**Request**
Send back the records in full, character for character.

####################

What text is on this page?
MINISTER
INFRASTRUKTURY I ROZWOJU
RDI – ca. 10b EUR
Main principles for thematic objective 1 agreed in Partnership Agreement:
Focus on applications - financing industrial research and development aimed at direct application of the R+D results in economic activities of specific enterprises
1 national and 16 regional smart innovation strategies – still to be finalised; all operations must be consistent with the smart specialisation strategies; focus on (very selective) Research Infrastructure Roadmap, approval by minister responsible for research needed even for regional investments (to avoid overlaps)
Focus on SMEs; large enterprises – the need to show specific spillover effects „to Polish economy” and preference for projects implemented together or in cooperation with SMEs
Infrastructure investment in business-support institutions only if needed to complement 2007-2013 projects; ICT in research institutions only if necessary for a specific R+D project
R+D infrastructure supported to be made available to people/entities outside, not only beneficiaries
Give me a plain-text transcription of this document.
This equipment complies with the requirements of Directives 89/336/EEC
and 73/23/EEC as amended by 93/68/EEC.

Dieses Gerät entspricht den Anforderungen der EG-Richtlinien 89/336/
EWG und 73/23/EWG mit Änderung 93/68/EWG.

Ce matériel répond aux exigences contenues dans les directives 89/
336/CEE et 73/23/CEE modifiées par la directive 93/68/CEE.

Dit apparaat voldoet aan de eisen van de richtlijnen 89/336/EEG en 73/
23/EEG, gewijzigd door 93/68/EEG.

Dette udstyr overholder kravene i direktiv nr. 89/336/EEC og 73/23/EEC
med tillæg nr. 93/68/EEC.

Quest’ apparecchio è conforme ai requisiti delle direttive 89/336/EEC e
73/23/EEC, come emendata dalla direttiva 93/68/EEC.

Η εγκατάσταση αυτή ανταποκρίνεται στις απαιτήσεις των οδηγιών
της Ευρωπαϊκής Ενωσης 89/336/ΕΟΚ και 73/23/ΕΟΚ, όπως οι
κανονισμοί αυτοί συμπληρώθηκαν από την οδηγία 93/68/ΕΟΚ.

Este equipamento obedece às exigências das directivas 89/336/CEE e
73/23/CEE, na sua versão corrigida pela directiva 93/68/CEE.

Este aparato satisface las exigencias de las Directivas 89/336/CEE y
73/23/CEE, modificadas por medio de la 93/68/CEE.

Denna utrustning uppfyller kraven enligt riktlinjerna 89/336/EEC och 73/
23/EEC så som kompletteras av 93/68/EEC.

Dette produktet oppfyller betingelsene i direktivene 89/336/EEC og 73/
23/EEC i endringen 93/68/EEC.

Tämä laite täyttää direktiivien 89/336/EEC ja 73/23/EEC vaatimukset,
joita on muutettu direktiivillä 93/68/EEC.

####################

**In response**
What text is on this page?
MINISTER
INFRASTRUKTURY I ROZWOJU
RDI – ca. 10b EUR
Main principles for thematic objective 1 agreed in Partnership Agreement:
Focus on applications - financing industrial research and development aimed at direct application of the R+D results in economic activities of specific enterprises
1 national and 16 regional smart innovation strategies – still to be finalised; all operations must be consistent with the smart specialisation strategies; focus on (very selective) Research Infrastructure Roadmap, approval by minister responsible for research needed even for regional investments (to avoid overlaps)
Focus on SMEs; large enterprises – the need to show specific spillover effects „to Polish economy” and preference for projects implemented together or in cooperation with SMEs
Infrastructure investment in business-support institutions only if needed to complement 2007-2013 projects; ICT in research institutions only if necessary for a specific R+D project
R+D infrastructure supported to be made available to people/entities outside, not only beneficiaries
Give me a plain-text transcription of this document.
This equipment complies with the requirements of Directives 89/336/EEC
and 73/23/EEC as amended by 93/68/EEC.

Dieses Gerät entspricht den Anforderungen der EG-Richtlinien 89/336/
EWG und 73/23/EWG mit Änderung 93/68/EWG.

Ce matériel répond aux exigences contenues dans les directives 89/
336/CEE et 73/23/CEE modifiées par la directive 93/68/CEE.

Dit apparaat voldoet aan de eisen van de richtlijnen 89/336/EEG en 73/
23/EEG, gewijzigd door 93/68/EEG.

Dette udstyr overholder kravene i direktiv nr. 89/336/EEC og 73/23/EEC
med tillæg nr. 93/68/EEC.

Quest’ apparecchio è conforme ai requisiti delle direttive 89/336/EEC e
73/23/EEC, come emendata dalla direttiva 93/68/EEC.

Η εγκατάσταση αυτή ανταποκρίνεται στις απαιτήσεις των οδηγιών
της Ευρωπαϊκής Ενωσης 89/336/ΕΟΚ και 73/23/ΕΟΚ, όπως οι
κανονισμοί αυτοί συμπληρώθηκαν από την οδηγία 93/68/ΕΟΚ.

Este equipamento obedece às exigências das directivas 89/336/CEE e
73/23/CEE, na sua versão corrigida pela directiva 93/68/CEE.

Este aparato satisface las exigencias de las Directivas 89/336/CEE y
73/23/CEE, modificadas por medio de la 93/68/CEE.

Denna utrustning uppfyller kraven enligt riktlinjerna 89/336/EEC och 73/
23/EEC så som kompletteras av 93/68/EEC.

Dette produktet oppfyller betingelsene i direktivene 89/336/EEC og 73/
23/EEC i endringen 93/68/EEC.

Tämä laite täyttää direktiivien 89/336/EEC ja 73/23/EEC vaatimukset,
joita on muutettu direktiivillä 93/68/EEC.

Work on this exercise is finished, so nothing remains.